== Records for processing ==
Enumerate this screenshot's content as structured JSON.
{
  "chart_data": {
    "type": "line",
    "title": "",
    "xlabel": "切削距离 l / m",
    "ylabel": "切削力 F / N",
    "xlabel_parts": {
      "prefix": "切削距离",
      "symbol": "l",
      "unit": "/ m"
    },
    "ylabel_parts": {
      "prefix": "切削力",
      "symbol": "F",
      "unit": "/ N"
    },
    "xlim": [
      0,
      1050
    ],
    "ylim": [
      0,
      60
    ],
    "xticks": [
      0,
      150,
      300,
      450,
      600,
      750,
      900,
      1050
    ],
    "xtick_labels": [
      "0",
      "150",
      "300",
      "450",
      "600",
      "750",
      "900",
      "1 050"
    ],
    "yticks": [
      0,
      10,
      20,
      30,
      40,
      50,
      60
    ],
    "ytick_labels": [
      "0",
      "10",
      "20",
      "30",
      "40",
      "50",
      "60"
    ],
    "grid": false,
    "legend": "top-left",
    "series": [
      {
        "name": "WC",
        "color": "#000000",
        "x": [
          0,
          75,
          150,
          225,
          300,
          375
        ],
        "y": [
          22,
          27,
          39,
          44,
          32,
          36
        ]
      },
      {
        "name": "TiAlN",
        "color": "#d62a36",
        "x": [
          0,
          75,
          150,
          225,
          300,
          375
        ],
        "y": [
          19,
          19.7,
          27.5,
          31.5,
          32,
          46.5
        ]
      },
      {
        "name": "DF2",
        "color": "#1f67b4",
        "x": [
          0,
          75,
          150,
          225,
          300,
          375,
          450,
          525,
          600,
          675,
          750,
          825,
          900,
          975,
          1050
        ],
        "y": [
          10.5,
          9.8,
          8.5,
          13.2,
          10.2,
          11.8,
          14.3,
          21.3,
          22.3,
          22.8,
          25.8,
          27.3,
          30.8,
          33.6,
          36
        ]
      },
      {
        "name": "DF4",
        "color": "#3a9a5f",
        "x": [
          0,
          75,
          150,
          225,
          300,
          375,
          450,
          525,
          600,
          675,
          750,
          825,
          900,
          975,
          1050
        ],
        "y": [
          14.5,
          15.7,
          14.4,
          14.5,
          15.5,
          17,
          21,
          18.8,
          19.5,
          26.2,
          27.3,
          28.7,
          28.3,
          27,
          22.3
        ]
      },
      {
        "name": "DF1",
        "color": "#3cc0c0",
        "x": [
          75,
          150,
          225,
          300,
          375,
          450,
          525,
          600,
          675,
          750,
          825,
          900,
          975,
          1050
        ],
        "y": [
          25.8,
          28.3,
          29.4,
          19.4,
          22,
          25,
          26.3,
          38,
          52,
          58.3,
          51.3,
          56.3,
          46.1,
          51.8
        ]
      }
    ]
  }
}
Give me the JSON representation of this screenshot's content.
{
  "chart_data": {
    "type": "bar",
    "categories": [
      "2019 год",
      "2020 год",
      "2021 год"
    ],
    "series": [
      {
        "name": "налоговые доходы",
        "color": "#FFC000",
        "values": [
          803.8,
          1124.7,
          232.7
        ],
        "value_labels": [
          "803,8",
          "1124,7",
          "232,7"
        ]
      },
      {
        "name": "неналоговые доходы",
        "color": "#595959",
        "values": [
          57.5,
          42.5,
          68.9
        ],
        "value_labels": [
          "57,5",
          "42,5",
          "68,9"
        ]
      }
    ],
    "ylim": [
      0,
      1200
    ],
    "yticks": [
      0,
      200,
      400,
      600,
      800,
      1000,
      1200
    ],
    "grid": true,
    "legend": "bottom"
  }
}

== Work required ==
Transcribe the whole listing with nothing added or left out.

== Task solution ==
Enumerate this screenshot's content as structured JSON.
{
  "chart_data": {
    "type": "line",
    "title": "",
    "xlabel": "切削距离 l / m",
    "ylabel": "切削力 F / N",
    "xlabel_parts": {
      "prefix": "切削距离",
      "symbol": "l",
      "unit": "/ m"
    },
    "ylabel_parts": {
      "prefix": "切削力",
      "symbol": "F",
      "unit": "/ N"
    },
    "xlim": [
      0,
      1050
    ],
    "ylim": [
      0,
      60
    ],
    "xticks": [
      0,
      150,
      300,
      450,
      600,
      750,
      900,
      1050
    ],
    "xtick_labels": [
      "0",
      "150",
      "300",
      "450",
      "600",
      "750",
      "900",
      "1 050"
    ],
    "yticks": [
      0,
      10,
      20,
      30,
      40,
      50,
      60
    ],
    "ytick_labels": [
      "0",
      "10",
      "20",
      "30",
      "40",
      "50",
      "60"
    ],
    "grid": false,
    "legend": "top-left",
    "series": [
      {
        "name": "WC",
        "color": "#000000",
        "x": [
          0,
          75,
          150,
          225,
          300,
          375
        ],
        "y": [
          22,
          27,
          39,
          44,
          32,
          36
        ]
      },
      {
        "name": "TiAlN",
        "color": "#d62a36",
        "x": [
          0,
          75,
          150,
          225,
          300,
          375
        ],
        "y": [
          19,
          19.7,
          27.5,
          31.5,
          32,
          46.5
        ]
      },
      {
        "name": "DF2",
        "color": "#1f67b4",
        "x": [
          0,
          75,
          150,
          225,
          300,
          375,
          450,
          525,
          600,
          675,
          750,
          825,
          900,
          975,
          1050
        ],
        "y": [
          10.5,
          9.8,
          8.5,
          13.2,
          10.2,
          11.8,
          14.3,
          21.3,
          22.3,
          22.8,
          25.8,
          27.3,
          30.8,
          33.6,
          36
        ]
      },
      {
        "name": "DF4",
        "color": "#3a9a5f",
        "x": [
          0,
          75,
          150,
          225,
          300,
          375,
          450,
          525,
          600,
          675,
          750,
          825,
          900,
          975,
          1050
        ],
        "y": [
          14.5,
          15.7,
          14.4,
          14.5,
          15.5,
          17,
          21,
          18.8,
          19.5,
          26.2,
          27.3,
          28.7,
          28.3,
          27,
          22.3
        ]
      },
      {
        "name": "DF1",
        "color": "#3cc0c0",
        "x": [
          75,
          150,
          225,
          300,
          375,
          450,
          525,
          600,
          675,
          750,
          825,
          900,
          975,
          1050
        ],
        "y": [
          25.8,
          28.3,
          29.4,
          19.4,
          22,
          25,
          26.3,
          38,
          52,
          58.3,
          51.3,
          56.3,
          46.1,
          51.8
        ]
      }
    ]
  }
}
Give me the JSON representation of this screenshot's content.
{
  "chart_data": {
    "type": "bar",
    "categories": [
      "2019 год",
      "2020 год",
      "2021 год"
    ],
    "series": [
      {
        "name": "налоговые доходы",
        "color": "#FFC000",
        "values": [
          803.8,
          1124.7,
          232.7
        ],
        "value_labels": [
          "803,8",
          "1124,7",
          "232,7"
        ]
      },
      {
        "name": "неналоговые доходы",
        "color": "#595959",
        "values": [
          57.5,
          42.5,
          68.9
        ],
        "value_labels": [
          "57,5",
          "42,5",
          "68,9"
        ]
      }
    ],
    "ylim": [
      0,
      1200
    ],
    "yticks": [
      0,
      200,
      400,
      600,
      800,
      1000,
      1200
    ],
    "grid": true,
    "legend": "bottom"
  }
}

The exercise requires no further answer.